▸ AIM: Filter the entries that follow, copying every line in which the word "this" appears.
--- DATA TO USE ---
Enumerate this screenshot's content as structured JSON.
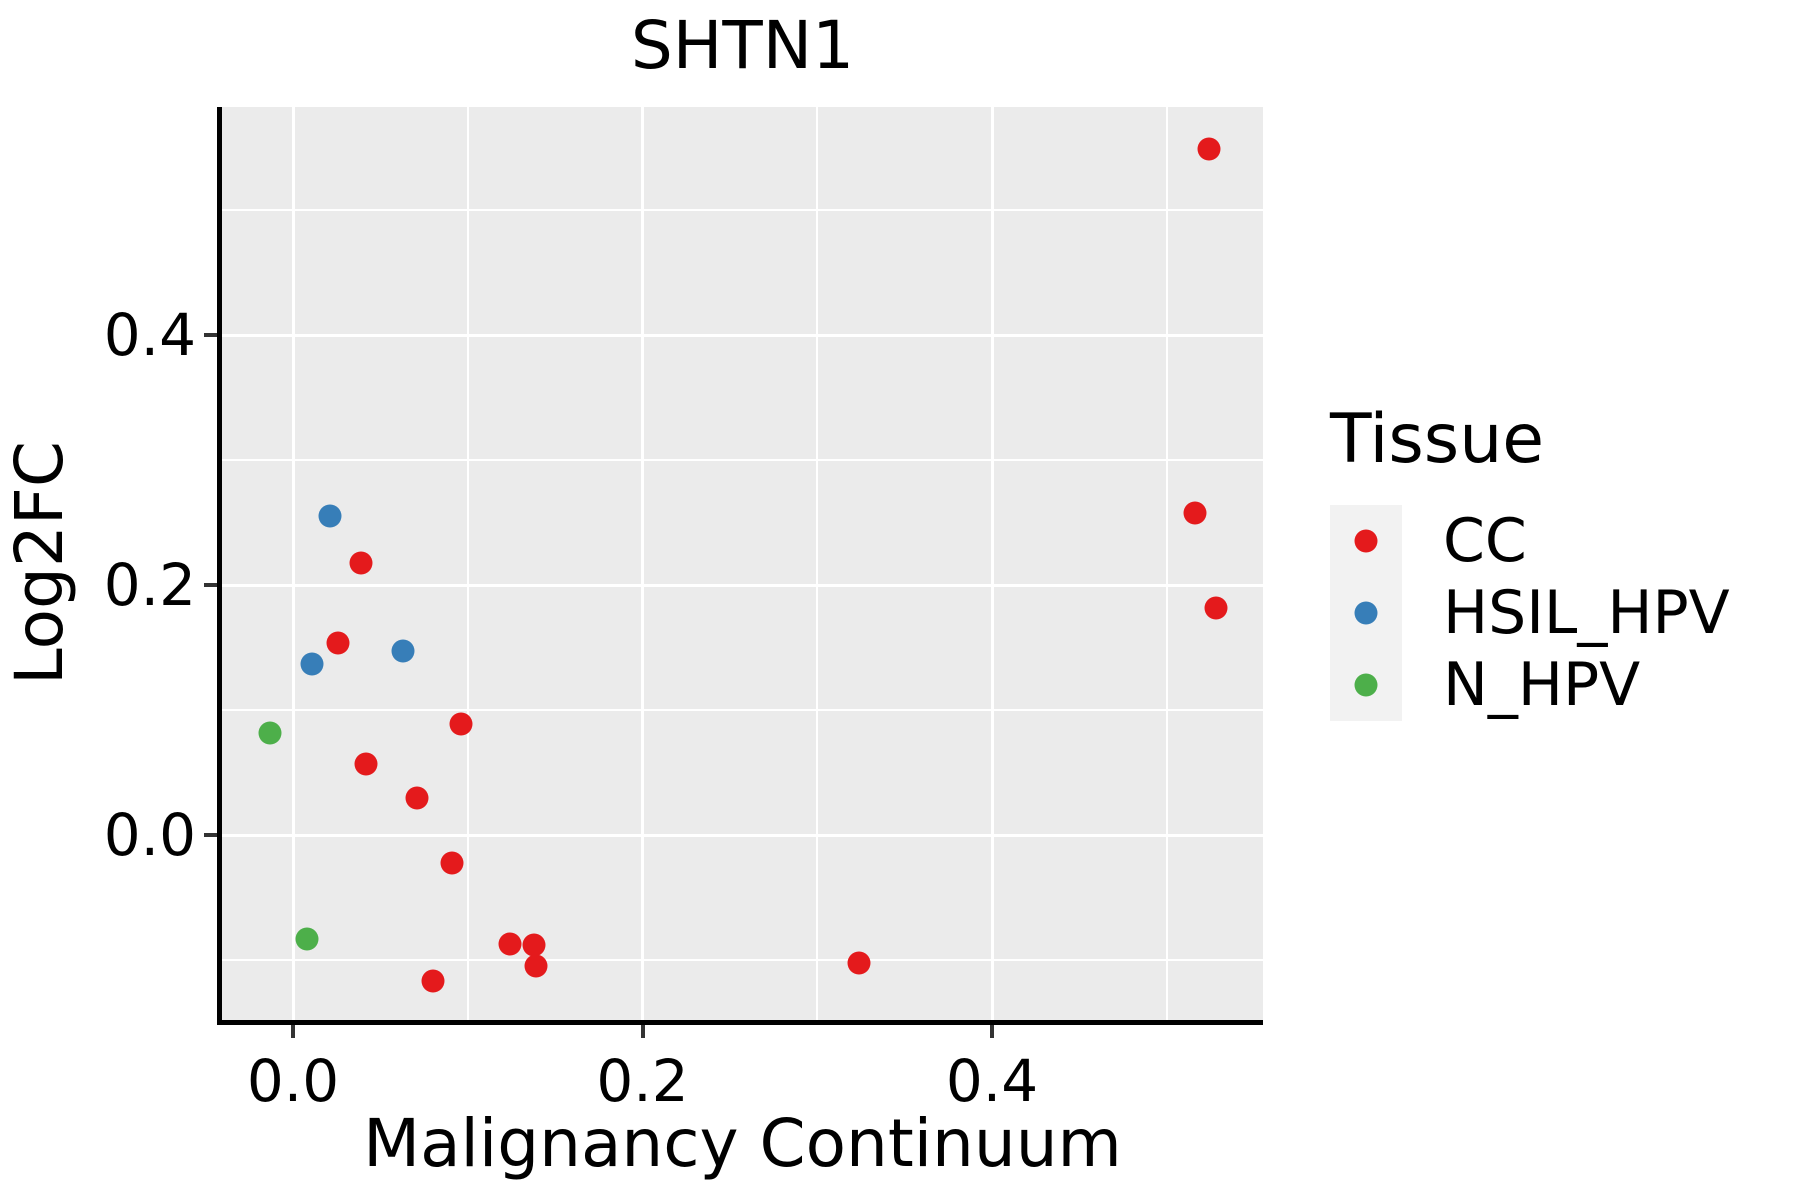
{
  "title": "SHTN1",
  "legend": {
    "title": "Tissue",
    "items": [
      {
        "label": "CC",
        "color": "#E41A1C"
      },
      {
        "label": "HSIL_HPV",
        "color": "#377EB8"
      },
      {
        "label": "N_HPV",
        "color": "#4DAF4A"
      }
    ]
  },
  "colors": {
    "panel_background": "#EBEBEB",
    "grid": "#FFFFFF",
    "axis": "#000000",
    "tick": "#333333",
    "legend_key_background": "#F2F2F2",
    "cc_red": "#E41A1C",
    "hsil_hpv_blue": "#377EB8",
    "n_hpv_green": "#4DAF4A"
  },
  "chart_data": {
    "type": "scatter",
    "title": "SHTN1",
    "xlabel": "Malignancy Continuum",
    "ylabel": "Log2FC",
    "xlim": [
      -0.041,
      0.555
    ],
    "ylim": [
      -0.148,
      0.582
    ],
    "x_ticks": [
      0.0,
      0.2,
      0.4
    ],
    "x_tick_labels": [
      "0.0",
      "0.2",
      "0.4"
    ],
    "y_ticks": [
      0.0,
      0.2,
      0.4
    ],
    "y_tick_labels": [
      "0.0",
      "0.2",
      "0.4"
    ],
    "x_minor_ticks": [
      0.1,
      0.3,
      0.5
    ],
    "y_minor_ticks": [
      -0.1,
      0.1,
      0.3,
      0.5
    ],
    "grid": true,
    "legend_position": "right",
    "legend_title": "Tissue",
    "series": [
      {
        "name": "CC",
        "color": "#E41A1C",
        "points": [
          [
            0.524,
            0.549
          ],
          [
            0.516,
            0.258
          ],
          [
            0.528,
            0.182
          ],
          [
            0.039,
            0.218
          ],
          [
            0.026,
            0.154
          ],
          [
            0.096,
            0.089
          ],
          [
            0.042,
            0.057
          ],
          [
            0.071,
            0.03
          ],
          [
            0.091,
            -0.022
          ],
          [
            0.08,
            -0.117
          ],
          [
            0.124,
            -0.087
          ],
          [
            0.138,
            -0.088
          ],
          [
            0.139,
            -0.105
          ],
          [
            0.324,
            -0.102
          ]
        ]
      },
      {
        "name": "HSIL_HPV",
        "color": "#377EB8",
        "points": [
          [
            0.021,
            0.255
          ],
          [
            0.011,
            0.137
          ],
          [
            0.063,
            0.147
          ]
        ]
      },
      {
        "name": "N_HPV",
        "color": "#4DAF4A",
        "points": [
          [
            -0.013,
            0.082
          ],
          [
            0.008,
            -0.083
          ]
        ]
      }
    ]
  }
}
---
--- DATA TO USE ---
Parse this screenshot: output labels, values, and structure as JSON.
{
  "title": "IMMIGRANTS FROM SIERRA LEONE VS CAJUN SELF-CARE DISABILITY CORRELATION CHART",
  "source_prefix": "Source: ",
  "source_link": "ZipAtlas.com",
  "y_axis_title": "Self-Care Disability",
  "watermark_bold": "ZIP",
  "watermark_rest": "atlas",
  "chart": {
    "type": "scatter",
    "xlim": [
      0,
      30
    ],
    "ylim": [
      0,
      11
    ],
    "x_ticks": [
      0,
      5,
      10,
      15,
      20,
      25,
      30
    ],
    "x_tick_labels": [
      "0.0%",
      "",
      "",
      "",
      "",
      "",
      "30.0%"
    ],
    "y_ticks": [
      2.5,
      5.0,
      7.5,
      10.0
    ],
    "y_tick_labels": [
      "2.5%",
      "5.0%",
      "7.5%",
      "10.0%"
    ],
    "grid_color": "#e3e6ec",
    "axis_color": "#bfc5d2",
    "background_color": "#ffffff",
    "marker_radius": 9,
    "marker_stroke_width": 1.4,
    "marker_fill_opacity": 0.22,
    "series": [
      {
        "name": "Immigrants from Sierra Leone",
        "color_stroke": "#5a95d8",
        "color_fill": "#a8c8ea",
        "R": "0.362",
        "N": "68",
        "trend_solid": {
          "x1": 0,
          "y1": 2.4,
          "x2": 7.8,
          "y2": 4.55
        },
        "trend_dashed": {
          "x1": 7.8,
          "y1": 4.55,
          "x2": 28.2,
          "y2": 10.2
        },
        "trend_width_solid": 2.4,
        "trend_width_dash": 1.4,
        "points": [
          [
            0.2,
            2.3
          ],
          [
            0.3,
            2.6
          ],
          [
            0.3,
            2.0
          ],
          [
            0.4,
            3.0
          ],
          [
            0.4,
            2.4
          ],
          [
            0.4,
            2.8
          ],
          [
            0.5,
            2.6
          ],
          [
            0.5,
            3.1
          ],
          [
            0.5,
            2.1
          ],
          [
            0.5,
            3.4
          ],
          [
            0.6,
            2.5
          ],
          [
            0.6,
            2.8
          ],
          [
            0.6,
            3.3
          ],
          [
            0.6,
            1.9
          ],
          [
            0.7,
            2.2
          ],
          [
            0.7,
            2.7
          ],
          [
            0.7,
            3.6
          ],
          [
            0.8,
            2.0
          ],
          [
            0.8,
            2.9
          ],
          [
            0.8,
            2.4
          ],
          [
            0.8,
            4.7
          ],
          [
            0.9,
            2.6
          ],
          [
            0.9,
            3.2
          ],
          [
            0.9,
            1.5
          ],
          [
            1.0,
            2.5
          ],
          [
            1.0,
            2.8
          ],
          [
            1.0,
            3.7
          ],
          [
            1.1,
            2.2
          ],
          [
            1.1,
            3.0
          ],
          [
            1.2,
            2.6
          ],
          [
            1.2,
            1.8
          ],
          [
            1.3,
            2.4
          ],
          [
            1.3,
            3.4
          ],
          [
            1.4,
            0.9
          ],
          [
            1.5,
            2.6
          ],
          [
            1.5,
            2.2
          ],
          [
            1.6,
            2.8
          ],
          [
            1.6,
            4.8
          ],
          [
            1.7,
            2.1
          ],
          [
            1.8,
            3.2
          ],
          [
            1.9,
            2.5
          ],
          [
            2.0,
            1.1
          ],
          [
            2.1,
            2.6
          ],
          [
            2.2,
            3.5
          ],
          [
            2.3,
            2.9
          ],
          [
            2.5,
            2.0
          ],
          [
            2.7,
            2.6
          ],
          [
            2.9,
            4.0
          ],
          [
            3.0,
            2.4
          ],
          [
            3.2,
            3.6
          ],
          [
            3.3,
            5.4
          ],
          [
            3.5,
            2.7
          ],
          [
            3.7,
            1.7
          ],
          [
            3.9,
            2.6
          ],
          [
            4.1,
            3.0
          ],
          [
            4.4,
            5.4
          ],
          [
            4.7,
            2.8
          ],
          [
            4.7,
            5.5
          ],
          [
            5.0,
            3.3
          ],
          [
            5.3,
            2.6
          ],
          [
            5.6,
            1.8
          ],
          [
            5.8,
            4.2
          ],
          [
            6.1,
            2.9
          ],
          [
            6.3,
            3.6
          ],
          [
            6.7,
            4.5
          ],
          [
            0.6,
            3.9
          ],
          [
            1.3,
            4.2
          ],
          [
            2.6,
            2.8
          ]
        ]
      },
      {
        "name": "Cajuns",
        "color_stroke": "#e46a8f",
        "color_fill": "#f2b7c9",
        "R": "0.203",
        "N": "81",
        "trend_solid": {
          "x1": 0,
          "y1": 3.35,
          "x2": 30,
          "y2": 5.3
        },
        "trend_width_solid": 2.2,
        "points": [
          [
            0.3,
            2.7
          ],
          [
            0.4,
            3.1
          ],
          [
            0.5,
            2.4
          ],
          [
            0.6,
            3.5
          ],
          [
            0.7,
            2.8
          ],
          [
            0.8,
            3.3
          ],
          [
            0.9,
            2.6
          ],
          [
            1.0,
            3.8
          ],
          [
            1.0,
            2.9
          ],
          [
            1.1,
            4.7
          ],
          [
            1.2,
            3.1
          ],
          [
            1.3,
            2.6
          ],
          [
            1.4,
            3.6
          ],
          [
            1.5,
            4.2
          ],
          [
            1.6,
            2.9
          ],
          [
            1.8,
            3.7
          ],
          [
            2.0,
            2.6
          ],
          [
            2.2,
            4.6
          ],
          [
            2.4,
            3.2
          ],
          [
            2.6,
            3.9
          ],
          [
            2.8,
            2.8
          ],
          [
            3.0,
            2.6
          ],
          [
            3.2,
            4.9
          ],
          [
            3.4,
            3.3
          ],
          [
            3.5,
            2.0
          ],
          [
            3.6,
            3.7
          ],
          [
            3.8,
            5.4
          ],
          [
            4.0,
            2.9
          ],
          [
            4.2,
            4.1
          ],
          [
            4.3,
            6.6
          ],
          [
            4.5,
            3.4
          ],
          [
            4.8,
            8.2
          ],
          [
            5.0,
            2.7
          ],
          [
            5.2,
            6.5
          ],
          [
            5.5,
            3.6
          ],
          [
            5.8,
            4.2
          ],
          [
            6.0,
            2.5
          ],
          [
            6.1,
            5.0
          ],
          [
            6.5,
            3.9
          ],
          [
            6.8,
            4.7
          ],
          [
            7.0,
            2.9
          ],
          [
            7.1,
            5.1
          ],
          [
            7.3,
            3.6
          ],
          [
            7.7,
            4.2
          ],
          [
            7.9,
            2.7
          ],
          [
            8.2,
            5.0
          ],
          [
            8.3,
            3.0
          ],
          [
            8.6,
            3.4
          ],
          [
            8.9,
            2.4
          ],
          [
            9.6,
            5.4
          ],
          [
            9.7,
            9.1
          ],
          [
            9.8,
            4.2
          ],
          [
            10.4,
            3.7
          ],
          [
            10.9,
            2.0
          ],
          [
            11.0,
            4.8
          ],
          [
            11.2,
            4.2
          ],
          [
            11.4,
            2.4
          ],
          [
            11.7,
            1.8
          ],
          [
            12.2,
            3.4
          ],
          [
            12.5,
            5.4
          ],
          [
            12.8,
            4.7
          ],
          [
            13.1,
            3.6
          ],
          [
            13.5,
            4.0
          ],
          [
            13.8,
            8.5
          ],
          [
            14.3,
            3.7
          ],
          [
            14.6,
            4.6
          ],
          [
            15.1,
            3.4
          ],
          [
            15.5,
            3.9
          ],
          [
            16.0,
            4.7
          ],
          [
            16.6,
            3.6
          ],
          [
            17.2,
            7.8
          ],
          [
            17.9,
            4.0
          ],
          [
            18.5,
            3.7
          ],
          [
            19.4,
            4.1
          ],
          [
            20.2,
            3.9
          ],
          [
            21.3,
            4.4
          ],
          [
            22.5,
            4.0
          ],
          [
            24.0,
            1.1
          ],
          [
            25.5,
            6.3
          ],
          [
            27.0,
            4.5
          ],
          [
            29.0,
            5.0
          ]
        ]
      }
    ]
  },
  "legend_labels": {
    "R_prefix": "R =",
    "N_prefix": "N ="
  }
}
---
▸ EXPECTED ANSWER:
Enumerate this screenshot's content as structured JSON.
Parse this screenshot: output labels, values, and structure as JSON.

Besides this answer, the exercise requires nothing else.